▶ _Work required_: Each record below is to be reproduced without any change.

▶ _Input material_:
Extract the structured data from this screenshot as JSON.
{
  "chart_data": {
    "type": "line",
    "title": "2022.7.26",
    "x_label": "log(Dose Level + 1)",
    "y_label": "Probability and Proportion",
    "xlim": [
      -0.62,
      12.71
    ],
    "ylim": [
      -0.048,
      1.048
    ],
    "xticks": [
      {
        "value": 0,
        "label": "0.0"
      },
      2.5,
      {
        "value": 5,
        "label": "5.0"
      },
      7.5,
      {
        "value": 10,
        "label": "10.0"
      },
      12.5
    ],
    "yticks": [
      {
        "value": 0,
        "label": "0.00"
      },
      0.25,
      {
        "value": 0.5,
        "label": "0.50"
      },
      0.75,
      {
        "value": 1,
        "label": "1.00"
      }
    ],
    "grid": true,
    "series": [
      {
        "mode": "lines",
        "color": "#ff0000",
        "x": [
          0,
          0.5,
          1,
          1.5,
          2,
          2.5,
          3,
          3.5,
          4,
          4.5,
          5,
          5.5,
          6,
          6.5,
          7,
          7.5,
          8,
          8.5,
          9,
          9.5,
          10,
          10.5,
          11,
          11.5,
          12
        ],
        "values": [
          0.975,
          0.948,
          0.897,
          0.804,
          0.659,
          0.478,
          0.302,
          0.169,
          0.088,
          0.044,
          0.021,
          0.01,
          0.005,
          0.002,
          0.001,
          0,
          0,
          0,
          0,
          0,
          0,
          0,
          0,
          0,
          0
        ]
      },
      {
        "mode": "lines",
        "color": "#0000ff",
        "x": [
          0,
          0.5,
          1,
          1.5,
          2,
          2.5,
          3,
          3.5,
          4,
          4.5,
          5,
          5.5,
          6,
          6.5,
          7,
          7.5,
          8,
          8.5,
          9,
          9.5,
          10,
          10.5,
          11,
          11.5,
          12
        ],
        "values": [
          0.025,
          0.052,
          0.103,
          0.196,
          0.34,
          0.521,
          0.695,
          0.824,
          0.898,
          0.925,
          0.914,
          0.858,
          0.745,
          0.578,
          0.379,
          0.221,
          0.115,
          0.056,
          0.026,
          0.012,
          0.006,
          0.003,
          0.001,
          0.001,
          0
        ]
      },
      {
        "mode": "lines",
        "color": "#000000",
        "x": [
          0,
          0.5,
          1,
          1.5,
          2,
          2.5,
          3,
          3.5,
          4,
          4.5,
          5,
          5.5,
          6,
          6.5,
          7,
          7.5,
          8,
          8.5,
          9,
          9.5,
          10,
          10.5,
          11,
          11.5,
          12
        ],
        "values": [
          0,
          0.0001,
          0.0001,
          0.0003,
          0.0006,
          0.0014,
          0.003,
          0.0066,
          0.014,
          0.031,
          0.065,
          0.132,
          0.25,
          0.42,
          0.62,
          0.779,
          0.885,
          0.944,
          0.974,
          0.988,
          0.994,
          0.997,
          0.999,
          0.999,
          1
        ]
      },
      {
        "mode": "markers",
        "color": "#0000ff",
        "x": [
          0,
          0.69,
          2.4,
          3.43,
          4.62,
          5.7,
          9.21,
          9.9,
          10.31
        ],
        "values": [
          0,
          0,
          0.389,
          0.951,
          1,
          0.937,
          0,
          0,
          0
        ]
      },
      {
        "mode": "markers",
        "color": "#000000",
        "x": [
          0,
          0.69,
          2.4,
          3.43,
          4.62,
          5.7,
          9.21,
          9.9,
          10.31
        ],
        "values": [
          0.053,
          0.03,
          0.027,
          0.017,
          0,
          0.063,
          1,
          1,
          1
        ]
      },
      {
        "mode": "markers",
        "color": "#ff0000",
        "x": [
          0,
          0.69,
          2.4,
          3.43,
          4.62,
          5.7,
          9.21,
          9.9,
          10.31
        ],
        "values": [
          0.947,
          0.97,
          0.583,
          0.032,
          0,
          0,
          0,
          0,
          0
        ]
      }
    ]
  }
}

▶ _The completed task_:
Extract the structured data from this screenshot as JSON.
{
  "chart_data": {
    "type": "line",
    "title": "2022.7.26",
    "x_label": "log(Dose Level + 1)",
    "y_label": "Probability and Proportion",
    "xlim": [
      -0.62,
      12.71
    ],
    "ylim": [
      -0.048,
      1.048
    ],
    "xticks": [
      {
        "value": 0,
        "label": "0.0"
      },
      2.5,
      {
        "value": 5,
        "label": "5.0"
      },
      7.5,
      {
        "value": 10,
        "label": "10.0"
      },
      12.5
    ],
    "yticks": [
      {
        "value": 0,
        "label": "0.00"
      },
      0.25,
      {
        "value": 0.5,
        "label": "0.50"
      },
      0.75,
      {
        "value": 1,
        "label": "1.00"
      }
    ],
    "grid": true,
    "series": [
      {
        "mode": "lines",
        "color": "#ff0000",
        "x": [
          0,
          0.5,
          1,
          1.5,
          2,
          2.5,
          3,
          3.5,
          4,
          4.5,
          5,
          5.5,
          6,
          6.5,
          7,
          7.5,
          8,
          8.5,
          9,
          9.5,
          10,
          10.5,
          11,
          11.5,
          12
        ],
        "values": [
          0.975,
          0.948,
          0.897,
          0.804,
          0.659,
          0.478,
          0.302,
          0.169,
          0.088,
          0.044,
          0.021,
          0.01,
          0.005,
          0.002,
          0.001,
          0,
          0,
          0,
          0,
          0,
          0,
          0,
          0,
          0,
          0
        ]
      },
      {
        "mode": "lines",
        "color": "#0000ff",
        "x": [
          0,
          0.5,
          1,
          1.5,
          2,
          2.5,
          3,
          3.5,
          4,
          4.5,
          5,
          5.5,
          6,
          6.5,
          7,
          7.5,
          8,
          8.5,
          9,
          9.5,
          10,
          10.5,
          11,
          11.5,
          12
        ],
        "values": [
          0.025,
          0.052,
          0.103,
          0.196,
          0.34,
          0.521,
          0.695,
          0.824,
          0.898,
          0.925,
          0.914,
          0.858,
          0.745,
          0.578,
          0.379,
          0.221,
          0.115,
          0.056,
          0.026,
          0.012,
          0.006,
          0.003,
          0.001,
          0.001,
          0
        ]
      },
      {
        "mode": "lines",
        "color": "#000000",
        "x": [
          0,
          0.5,
          1,
          1.5,
          2,
          2.5,
          3,
          3.5,
          4,
          4.5,
          5,
          5.5,
          6,
          6.5,
          7,
          7.5,
          8,
          8.5,
          9,
          9.5,
          10,
          10.5,
          11,
          11.5,
          12
        ],
        "values": [
          0,
          0.0001,
          0.0001,
          0.0003,
          0.0006,
          0.0014,
          0.003,
          0.0066,
          0.014,
          0.031,
          0.065,
          0.132,
          0.25,
          0.42,
          0.62,
          0.779,
          0.885,
          0.944,
          0.974,
          0.988,
          0.994,
          0.997,
          0.999,
          0.999,
          1
        ]
      },
      {
        "mode": "markers",
        "color": "#0000ff",
        "x": [
          0,
          0.69,
          2.4,
          3.43,
          4.62,
          5.7,
          9.21,
          9.9,
          10.31
        ],
        "values": [
          0,
          0,
          0.389,
          0.951,
          1,
          0.937,
          0,
          0,
          0
        ]
      },
      {
        "mode": "markers",
        "color": "#000000",
        "x": [
          0,
          0.69,
          2.4,
          3.43,
          4.62,
          5.7,
          9.21,
          9.9,
          10.31
        ],
        "values": [
          0.053,
          0.03,
          0.027,
          0.017,
          0,
          0.063,
          1,
          1,
          1
        ]
      },
      {
        "mode": "markers",
        "color": "#ff0000",
        "x": [
          0,
          0.69,
          2.4,
          3.43,
          4.62,
          5.7,
          9.21,
          9.9,
          10.31
        ],
        "values": [
          0.947,
          0.97,
          0.583,
          0.032,
          0,
          0,
          0,
          0,
          0
        ]
      }
    ]
  }
}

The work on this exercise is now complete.